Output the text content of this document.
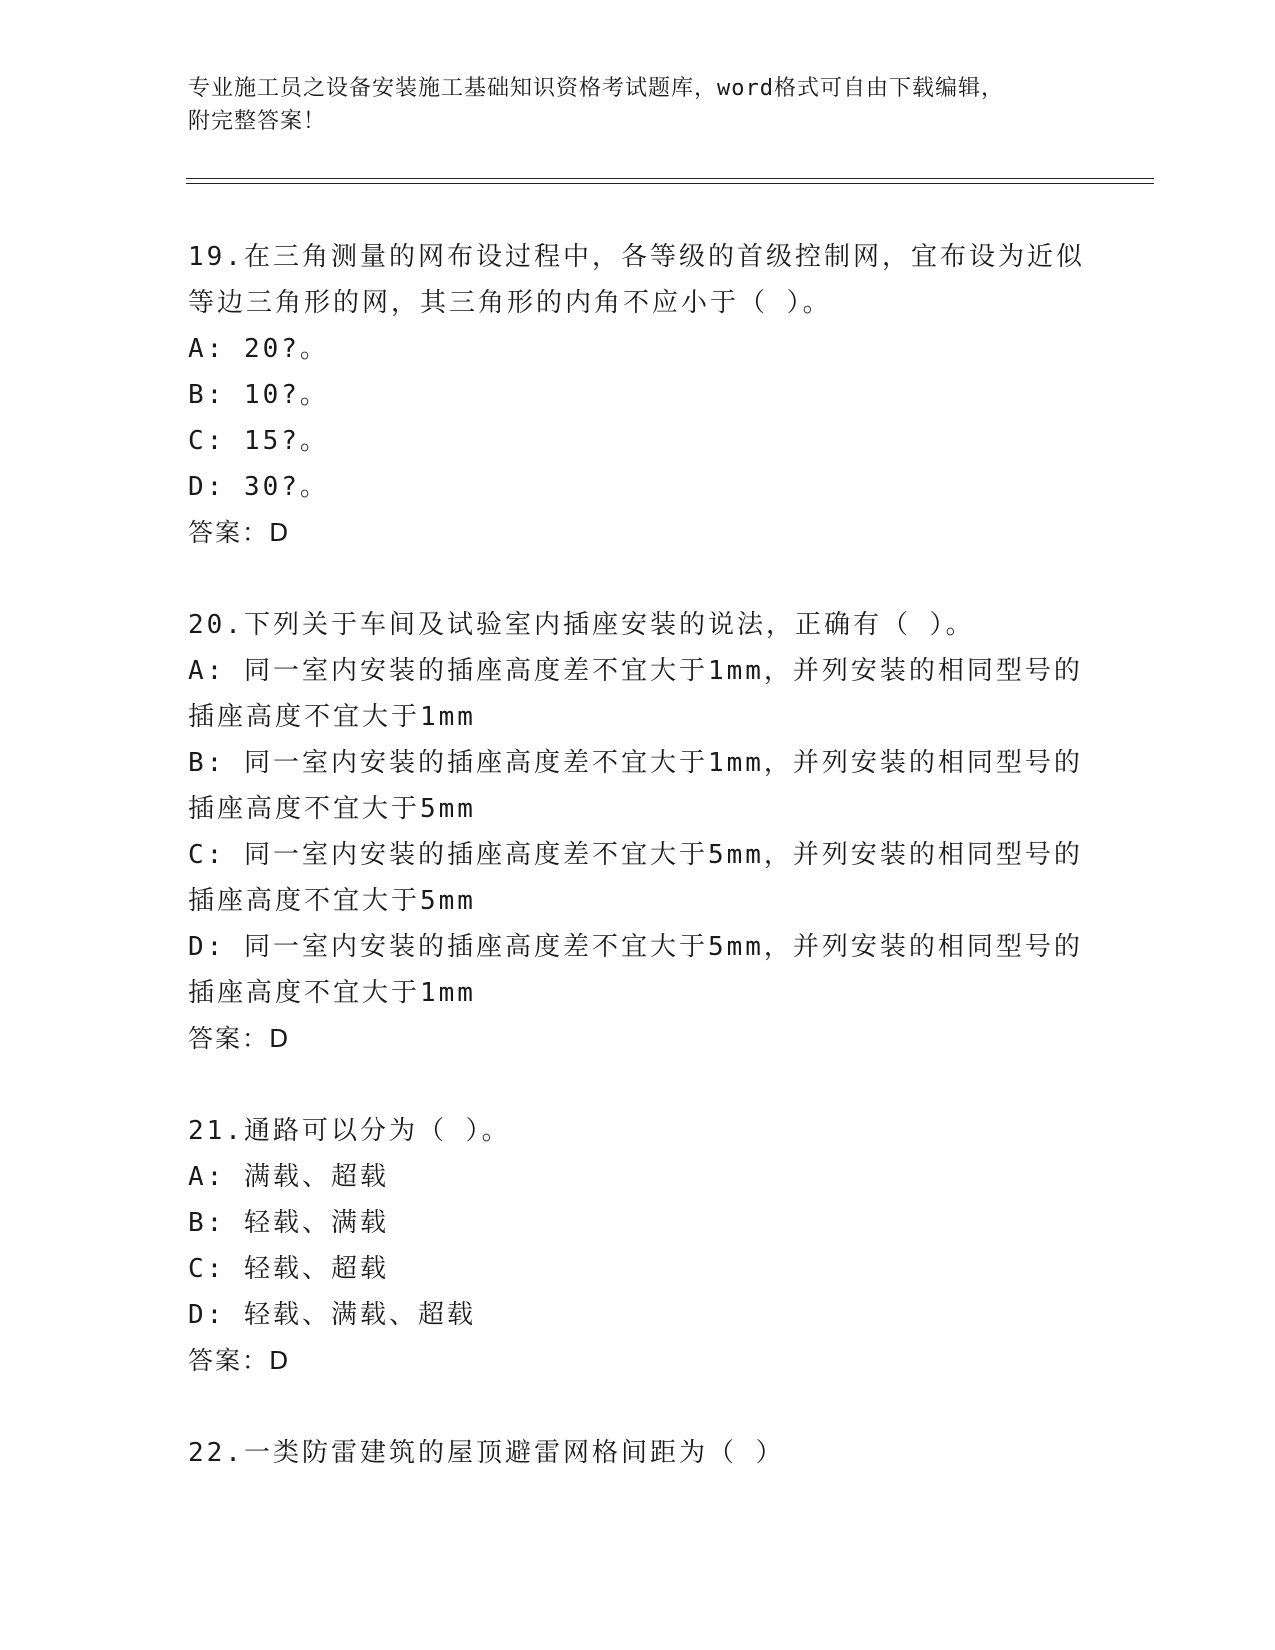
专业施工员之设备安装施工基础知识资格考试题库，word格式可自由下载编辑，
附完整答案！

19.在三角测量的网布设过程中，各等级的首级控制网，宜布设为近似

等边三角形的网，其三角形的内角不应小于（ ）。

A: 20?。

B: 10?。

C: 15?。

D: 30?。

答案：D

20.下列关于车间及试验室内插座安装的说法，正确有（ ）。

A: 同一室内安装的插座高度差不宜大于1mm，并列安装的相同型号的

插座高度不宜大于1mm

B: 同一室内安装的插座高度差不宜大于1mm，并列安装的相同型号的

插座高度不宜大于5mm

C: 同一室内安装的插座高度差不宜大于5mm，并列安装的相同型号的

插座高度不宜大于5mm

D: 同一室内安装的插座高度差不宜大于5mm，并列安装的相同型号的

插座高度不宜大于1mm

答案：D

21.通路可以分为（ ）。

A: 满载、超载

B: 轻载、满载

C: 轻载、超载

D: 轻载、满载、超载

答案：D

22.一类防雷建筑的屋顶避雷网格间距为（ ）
--
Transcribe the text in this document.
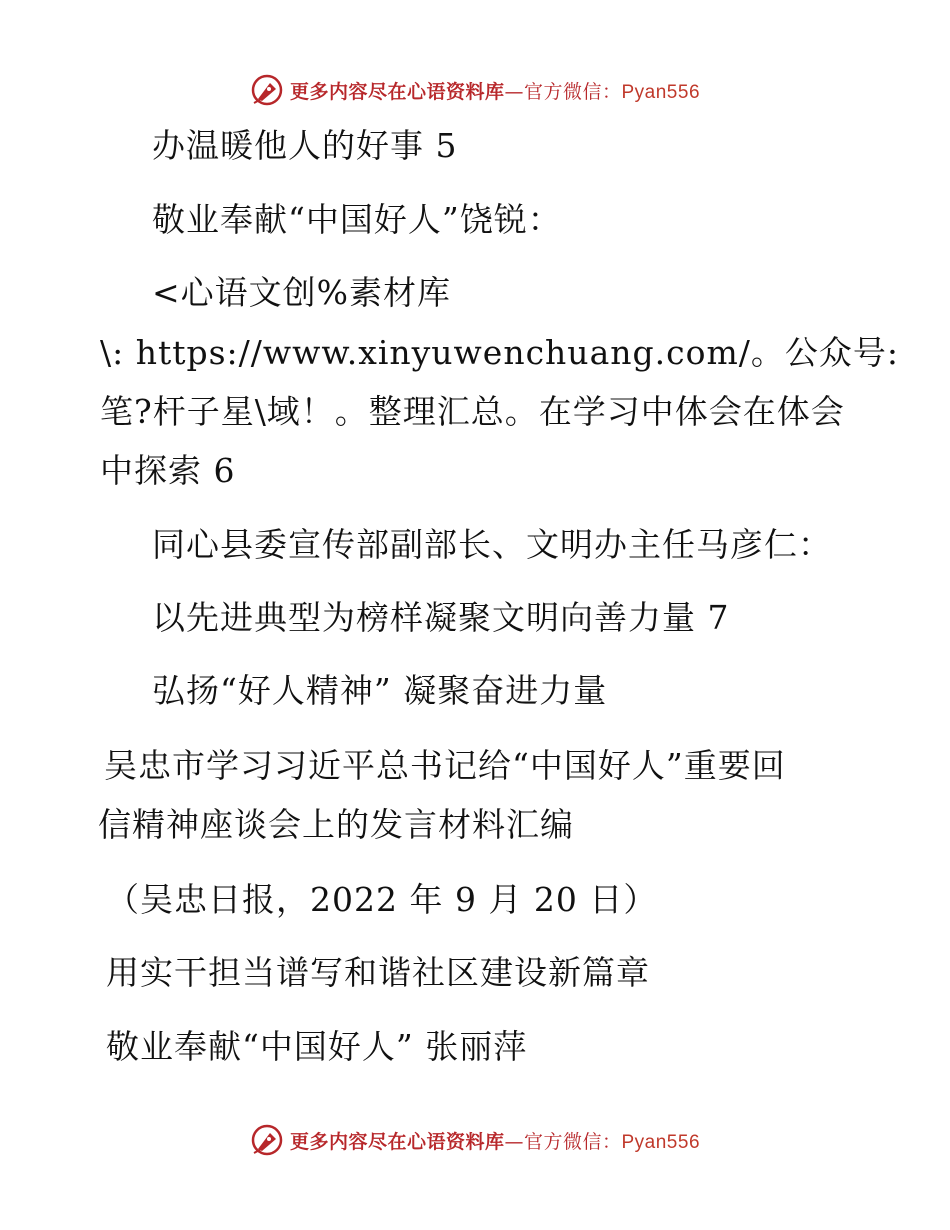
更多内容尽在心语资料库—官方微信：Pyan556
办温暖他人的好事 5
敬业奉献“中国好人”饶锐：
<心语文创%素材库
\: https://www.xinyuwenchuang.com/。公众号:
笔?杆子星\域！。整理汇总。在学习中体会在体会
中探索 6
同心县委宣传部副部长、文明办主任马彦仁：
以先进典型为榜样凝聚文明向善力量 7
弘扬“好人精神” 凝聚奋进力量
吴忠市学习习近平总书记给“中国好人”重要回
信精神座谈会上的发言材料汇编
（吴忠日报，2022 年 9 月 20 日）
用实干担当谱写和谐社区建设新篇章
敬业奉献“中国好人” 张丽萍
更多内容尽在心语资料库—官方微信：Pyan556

● Aim of the exercise
Search the preceding listing for the word "中国好人" and pull out every line that holds it.

● The response
敬业奉献“中国好人”饶锐：
吴忠市学习习近平总书记给“中国好人”重要回
敬业奉献“中国好人” 张丽萍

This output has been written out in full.